» **What to work on**:
Leave out the pictures and repeat the data exactly.

» **Extracted data**:
◇ ◇ ◇

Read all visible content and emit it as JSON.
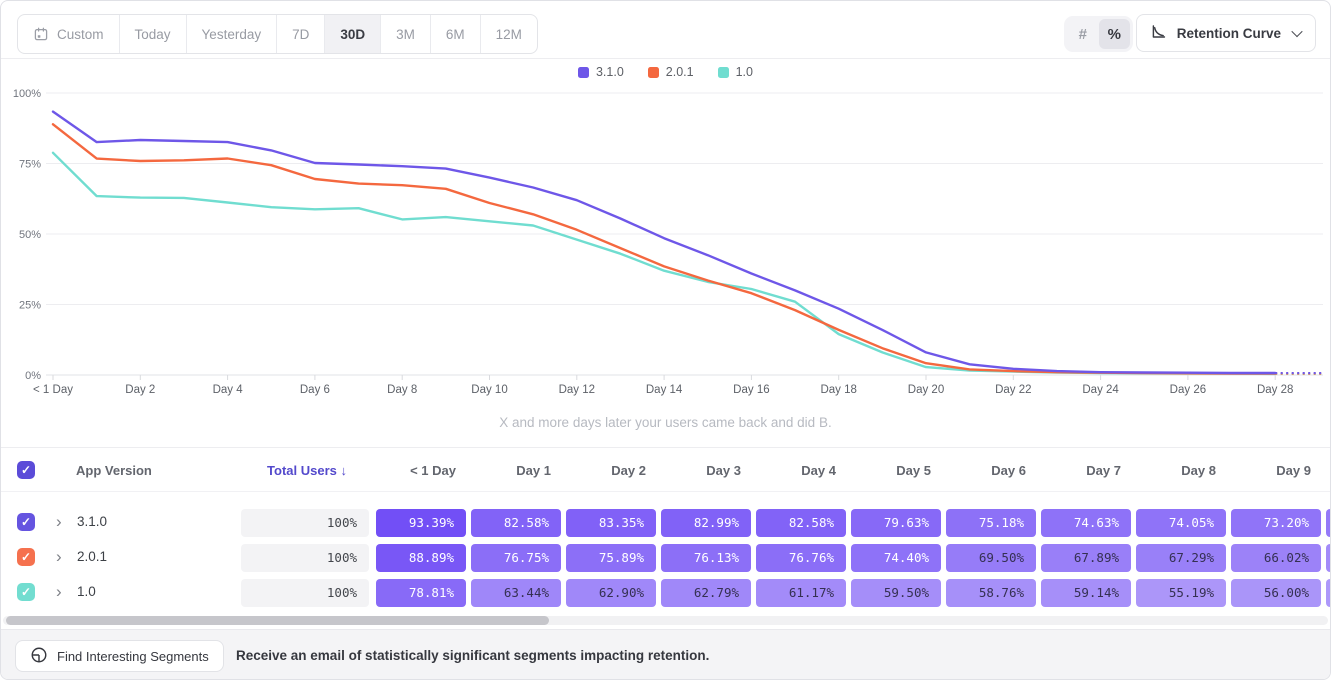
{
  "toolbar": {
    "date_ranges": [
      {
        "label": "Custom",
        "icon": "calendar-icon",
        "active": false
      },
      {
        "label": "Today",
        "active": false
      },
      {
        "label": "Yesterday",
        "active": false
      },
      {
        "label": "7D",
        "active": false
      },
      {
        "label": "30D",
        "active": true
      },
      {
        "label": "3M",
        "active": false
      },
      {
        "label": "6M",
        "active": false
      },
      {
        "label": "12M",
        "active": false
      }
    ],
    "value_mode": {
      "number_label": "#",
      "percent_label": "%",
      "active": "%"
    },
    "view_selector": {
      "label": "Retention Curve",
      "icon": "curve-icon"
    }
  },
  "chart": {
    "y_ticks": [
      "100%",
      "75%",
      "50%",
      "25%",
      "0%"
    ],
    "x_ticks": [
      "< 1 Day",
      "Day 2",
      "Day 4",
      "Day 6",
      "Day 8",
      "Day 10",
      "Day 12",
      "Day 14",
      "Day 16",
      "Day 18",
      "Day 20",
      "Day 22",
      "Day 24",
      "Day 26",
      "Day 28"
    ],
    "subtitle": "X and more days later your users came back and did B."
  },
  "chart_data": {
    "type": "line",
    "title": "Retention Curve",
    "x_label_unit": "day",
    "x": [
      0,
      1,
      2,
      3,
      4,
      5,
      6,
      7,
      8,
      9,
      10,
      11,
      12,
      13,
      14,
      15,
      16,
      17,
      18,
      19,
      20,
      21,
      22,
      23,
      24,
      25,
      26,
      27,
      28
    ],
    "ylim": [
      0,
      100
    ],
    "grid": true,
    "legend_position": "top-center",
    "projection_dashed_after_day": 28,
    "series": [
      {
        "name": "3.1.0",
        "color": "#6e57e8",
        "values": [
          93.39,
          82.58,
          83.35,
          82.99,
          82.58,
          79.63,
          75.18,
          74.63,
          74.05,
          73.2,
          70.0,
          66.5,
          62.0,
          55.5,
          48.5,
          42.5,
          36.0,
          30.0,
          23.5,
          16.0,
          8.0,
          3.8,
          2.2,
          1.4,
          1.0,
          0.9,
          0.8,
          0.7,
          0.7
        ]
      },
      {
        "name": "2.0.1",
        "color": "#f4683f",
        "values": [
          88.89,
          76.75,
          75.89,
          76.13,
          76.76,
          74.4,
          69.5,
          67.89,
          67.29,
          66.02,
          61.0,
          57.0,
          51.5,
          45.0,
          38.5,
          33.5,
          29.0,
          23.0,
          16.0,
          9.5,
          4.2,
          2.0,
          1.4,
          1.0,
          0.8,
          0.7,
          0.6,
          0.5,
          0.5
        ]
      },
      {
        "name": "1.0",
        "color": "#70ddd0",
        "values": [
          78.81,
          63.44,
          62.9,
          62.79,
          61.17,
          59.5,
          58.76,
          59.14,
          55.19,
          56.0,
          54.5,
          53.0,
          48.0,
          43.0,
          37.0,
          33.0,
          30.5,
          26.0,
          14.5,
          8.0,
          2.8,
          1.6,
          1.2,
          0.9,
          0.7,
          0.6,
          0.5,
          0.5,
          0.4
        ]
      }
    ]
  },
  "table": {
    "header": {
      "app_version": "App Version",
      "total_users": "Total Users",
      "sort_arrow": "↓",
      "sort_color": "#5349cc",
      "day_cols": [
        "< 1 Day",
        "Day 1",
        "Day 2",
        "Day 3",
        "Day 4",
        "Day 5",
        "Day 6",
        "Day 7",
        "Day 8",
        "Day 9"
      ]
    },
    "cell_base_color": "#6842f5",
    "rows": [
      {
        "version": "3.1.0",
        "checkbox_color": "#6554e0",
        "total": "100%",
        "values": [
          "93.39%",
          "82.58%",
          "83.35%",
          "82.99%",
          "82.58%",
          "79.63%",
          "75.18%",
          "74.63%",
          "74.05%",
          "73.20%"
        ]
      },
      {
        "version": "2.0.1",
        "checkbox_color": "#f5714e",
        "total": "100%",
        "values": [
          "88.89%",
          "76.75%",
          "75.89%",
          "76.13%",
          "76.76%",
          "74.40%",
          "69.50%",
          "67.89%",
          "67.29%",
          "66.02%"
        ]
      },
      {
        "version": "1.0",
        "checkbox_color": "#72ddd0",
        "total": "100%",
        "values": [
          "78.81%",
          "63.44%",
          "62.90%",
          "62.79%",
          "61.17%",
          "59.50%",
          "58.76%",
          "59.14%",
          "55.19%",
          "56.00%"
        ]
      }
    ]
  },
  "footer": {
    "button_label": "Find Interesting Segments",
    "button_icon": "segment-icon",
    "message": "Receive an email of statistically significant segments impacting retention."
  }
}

◇ ◇ ◇

» **Answer to this problem**:
Read all visible content and emit it as JSON.
{
  "toolbar": {
    "date_ranges": [
      {
        "label": "Custom",
        "icon": "calendar-icon",
        "active": false
      },
      {
        "label": "Today",
        "active": false
      },
      {
        "label": "Yesterday",
        "active": false
      },
      {
        "label": "7D",
        "active": false
      },
      {
        "label": "30D",
        "active": true
      },
      {
        "label": "3M",
        "active": false
      },
      {
        "label": "6M",
        "active": false
      },
      {
        "label": "12M",
        "active": false
      }
    ],
    "value_mode": {
      "number_label": "#",
      "percent_label": "%",
      "active": "%"
    },
    "view_selector": {
      "label": "Retention Curve",
      "icon": "curve-icon"
    }
  },
  "chart": {
    "y_ticks": [
      "100%",
      "75%",
      "50%",
      "25%",
      "0%"
    ],
    "x_ticks": [
      "< 1 Day",
      "Day 2",
      "Day 4",
      "Day 6",
      "Day 8",
      "Day 10",
      "Day 12",
      "Day 14",
      "Day 16",
      "Day 18",
      "Day 20",
      "Day 22",
      "Day 24",
      "Day 26",
      "Day 28"
    ],
    "subtitle": "X and more days later your users came back and did B."
  },
  "chart_data": {
    "type": "line",
    "title": "Retention Curve",
    "x_label_unit": "day",
    "x": [
      0,
      1,
      2,
      3,
      4,
      5,
      6,
      7,
      8,
      9,
      10,
      11,
      12,
      13,
      14,
      15,
      16,
      17,
      18,
      19,
      20,
      21,
      22,
      23,
      24,
      25,
      26,
      27,
      28
    ],
    "ylim": [
      0,
      100
    ],
    "grid": true,
    "legend_position": "top-center",
    "projection_dashed_after_day": 28,
    "series": [
      {
        "name": "3.1.0",
        "color": "#6e57e8",
        "values": [
          93.39,
          82.58,
          83.35,
          82.99,
          82.58,
          79.63,
          75.18,
          74.63,
          74.05,
          73.2,
          70.0,
          66.5,
          62.0,
          55.5,
          48.5,
          42.5,
          36.0,
          30.0,
          23.5,
          16.0,
          8.0,
          3.8,
          2.2,
          1.4,
          1.0,
          0.9,
          0.8,
          0.7,
          0.7
        ]
      },
      {
        "name": "2.0.1",
        "color": "#f4683f",
        "values": [
          88.89,
          76.75,
          75.89,
          76.13,
          76.76,
          74.4,
          69.5,
          67.89,
          67.29,
          66.02,
          61.0,
          57.0,
          51.5,
          45.0,
          38.5,
          33.5,
          29.0,
          23.0,
          16.0,
          9.5,
          4.2,
          2.0,
          1.4,
          1.0,
          0.8,
          0.7,
          0.6,
          0.5,
          0.5
        ]
      },
      {
        "name": "1.0",
        "color": "#70ddd0",
        "values": [
          78.81,
          63.44,
          62.9,
          62.79,
          61.17,
          59.5,
          58.76,
          59.14,
          55.19,
          56.0,
          54.5,
          53.0,
          48.0,
          43.0,
          37.0,
          33.0,
          30.5,
          26.0,
          14.5,
          8.0,
          2.8,
          1.6,
          1.2,
          0.9,
          0.7,
          0.6,
          0.5,
          0.5,
          0.4
        ]
      }
    ]
  },
  "table": {
    "header": {
      "app_version": "App Version",
      "total_users": "Total Users",
      "sort_arrow": "↓",
      "sort_color": "#5349cc",
      "day_cols": [
        "< 1 Day",
        "Day 1",
        "Day 2",
        "Day 3",
        "Day 4",
        "Day 5",
        "Day 6",
        "Day 7",
        "Day 8",
        "Day 9"
      ]
    },
    "cell_base_color": "#6842f5",
    "rows": [
      {
        "version": "3.1.0",
        "checkbox_color": "#6554e0",
        "total": "100%",
        "values": [
          "93.39%",
          "82.58%",
          "83.35%",
          "82.99%",
          "82.58%",
          "79.63%",
          "75.18%",
          "74.63%",
          "74.05%",
          "73.20%"
        ]
      },
      {
        "version": "2.0.1",
        "checkbox_color": "#f5714e",
        "total": "100%",
        "values": [
          "88.89%",
          "76.75%",
          "75.89%",
          "76.13%",
          "76.76%",
          "74.40%",
          "69.50%",
          "67.89%",
          "67.29%",
          "66.02%"
        ]
      },
      {
        "version": "1.0",
        "checkbox_color": "#72ddd0",
        "total": "100%",
        "values": [
          "78.81%",
          "63.44%",
          "62.90%",
          "62.79%",
          "61.17%",
          "59.50%",
          "58.76%",
          "59.14%",
          "55.19%",
          "56.00%"
        ]
      }
    ]
  },
  "footer": {
    "button_label": "Find Interesting Segments",
    "button_icon": "segment-icon",
    "message": "Receive an email of statistically significant segments impacting retention."
  }
}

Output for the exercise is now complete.